Your task is to tally the lines of the listing containing the word "fill" and report the figure alone.

##########

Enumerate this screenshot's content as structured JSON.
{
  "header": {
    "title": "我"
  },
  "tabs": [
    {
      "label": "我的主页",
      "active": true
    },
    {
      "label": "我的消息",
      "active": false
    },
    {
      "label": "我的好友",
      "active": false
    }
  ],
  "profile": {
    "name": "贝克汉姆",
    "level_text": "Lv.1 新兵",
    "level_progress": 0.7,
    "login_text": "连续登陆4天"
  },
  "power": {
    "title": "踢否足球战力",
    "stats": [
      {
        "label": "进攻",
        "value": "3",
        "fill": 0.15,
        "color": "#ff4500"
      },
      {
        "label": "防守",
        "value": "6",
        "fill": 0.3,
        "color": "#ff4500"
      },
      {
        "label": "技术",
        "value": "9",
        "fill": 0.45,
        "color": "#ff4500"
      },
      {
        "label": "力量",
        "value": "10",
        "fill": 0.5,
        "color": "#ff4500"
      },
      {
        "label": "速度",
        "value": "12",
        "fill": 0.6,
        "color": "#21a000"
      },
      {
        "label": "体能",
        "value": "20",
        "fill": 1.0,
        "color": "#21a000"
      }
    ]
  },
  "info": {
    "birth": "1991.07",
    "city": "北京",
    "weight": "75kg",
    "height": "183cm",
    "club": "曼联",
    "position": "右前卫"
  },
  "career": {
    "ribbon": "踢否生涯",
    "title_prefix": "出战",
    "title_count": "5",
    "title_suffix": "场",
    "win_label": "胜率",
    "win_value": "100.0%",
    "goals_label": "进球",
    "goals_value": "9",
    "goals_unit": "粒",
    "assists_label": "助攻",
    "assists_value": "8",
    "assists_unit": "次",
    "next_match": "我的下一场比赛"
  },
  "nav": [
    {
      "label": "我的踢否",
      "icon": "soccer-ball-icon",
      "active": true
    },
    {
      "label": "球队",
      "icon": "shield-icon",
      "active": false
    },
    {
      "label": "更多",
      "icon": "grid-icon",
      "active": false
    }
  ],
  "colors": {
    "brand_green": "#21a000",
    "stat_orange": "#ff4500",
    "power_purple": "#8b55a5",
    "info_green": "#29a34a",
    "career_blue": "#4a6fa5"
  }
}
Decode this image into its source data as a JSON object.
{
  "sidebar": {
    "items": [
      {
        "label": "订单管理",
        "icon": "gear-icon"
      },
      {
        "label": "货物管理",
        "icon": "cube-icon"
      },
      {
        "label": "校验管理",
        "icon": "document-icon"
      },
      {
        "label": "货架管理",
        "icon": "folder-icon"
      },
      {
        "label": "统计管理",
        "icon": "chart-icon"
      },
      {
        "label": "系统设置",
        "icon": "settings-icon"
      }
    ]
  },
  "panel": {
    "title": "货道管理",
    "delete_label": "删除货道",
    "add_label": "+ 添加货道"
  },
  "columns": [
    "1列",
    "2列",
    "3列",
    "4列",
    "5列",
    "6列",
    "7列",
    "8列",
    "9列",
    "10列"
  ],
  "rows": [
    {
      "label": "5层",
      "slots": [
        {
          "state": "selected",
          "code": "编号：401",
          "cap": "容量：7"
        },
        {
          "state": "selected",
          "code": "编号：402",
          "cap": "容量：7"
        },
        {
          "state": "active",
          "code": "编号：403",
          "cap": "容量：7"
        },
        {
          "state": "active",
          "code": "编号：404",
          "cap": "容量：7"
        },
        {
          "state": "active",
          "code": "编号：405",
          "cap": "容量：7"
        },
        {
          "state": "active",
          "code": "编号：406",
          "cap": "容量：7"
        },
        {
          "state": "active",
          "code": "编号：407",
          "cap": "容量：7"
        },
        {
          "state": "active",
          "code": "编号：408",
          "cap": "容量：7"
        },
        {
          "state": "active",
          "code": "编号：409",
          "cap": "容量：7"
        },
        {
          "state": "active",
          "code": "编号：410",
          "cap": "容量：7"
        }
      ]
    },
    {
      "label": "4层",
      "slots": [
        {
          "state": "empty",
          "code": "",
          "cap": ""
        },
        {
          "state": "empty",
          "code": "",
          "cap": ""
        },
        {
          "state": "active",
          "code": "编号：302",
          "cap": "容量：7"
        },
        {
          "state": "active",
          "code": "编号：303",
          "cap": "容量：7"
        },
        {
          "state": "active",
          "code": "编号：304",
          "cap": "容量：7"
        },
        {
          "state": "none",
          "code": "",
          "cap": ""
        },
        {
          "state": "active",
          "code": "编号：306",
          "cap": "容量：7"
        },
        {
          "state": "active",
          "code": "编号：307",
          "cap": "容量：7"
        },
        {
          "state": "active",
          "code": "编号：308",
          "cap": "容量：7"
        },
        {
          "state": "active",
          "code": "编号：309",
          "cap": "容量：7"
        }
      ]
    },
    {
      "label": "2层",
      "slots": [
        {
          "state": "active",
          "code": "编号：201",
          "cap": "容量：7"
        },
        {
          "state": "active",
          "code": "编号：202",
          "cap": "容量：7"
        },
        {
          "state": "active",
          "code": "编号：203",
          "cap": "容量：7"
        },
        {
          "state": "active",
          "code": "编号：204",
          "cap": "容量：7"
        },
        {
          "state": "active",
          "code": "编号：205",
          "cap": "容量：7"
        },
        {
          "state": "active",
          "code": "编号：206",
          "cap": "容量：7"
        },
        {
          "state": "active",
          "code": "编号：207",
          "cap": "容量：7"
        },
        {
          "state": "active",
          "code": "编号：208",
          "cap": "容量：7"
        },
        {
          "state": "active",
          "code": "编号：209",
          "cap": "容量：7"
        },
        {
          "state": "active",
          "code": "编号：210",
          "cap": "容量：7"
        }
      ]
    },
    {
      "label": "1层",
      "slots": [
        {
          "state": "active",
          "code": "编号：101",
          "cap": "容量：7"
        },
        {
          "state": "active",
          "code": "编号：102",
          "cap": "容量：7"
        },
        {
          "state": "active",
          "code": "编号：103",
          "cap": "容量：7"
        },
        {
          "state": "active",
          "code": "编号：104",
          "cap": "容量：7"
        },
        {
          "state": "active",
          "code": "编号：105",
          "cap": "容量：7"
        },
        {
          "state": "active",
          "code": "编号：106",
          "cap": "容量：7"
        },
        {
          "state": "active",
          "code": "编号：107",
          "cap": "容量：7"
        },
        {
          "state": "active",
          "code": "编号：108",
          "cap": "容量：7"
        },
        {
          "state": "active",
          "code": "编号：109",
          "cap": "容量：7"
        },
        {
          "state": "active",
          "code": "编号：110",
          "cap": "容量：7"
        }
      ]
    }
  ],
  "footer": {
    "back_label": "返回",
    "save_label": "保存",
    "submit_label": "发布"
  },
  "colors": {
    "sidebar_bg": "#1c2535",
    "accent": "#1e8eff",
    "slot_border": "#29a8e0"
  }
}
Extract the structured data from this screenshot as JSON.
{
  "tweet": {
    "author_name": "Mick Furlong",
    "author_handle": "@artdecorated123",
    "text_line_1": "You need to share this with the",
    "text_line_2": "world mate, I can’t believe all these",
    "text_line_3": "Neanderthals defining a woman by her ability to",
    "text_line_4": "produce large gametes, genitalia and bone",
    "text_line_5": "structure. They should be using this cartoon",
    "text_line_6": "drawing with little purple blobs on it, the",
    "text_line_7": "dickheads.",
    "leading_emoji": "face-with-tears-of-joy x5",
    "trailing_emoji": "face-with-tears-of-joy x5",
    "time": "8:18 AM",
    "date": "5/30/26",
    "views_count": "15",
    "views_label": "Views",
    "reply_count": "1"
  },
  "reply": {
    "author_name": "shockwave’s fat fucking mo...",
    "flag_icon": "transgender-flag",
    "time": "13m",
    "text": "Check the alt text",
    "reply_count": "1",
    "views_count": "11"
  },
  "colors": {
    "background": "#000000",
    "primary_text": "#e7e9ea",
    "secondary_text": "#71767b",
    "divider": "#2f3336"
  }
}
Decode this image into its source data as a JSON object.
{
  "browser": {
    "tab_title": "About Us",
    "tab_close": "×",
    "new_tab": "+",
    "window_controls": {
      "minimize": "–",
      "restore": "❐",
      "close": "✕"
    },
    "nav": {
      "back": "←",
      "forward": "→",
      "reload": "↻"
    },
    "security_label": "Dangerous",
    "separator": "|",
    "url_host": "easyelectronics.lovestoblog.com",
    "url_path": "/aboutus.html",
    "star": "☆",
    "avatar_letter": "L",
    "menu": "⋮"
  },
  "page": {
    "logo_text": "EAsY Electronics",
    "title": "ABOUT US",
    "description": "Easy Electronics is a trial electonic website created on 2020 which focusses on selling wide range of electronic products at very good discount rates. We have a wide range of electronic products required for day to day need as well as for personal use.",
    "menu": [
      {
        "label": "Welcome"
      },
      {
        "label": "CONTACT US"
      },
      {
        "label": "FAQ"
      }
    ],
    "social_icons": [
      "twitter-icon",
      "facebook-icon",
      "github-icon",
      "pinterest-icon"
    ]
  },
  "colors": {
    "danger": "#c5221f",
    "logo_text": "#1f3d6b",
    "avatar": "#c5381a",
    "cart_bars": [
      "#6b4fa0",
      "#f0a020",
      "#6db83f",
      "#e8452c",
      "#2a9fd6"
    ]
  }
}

##########

▸ THE OUTPUT:
6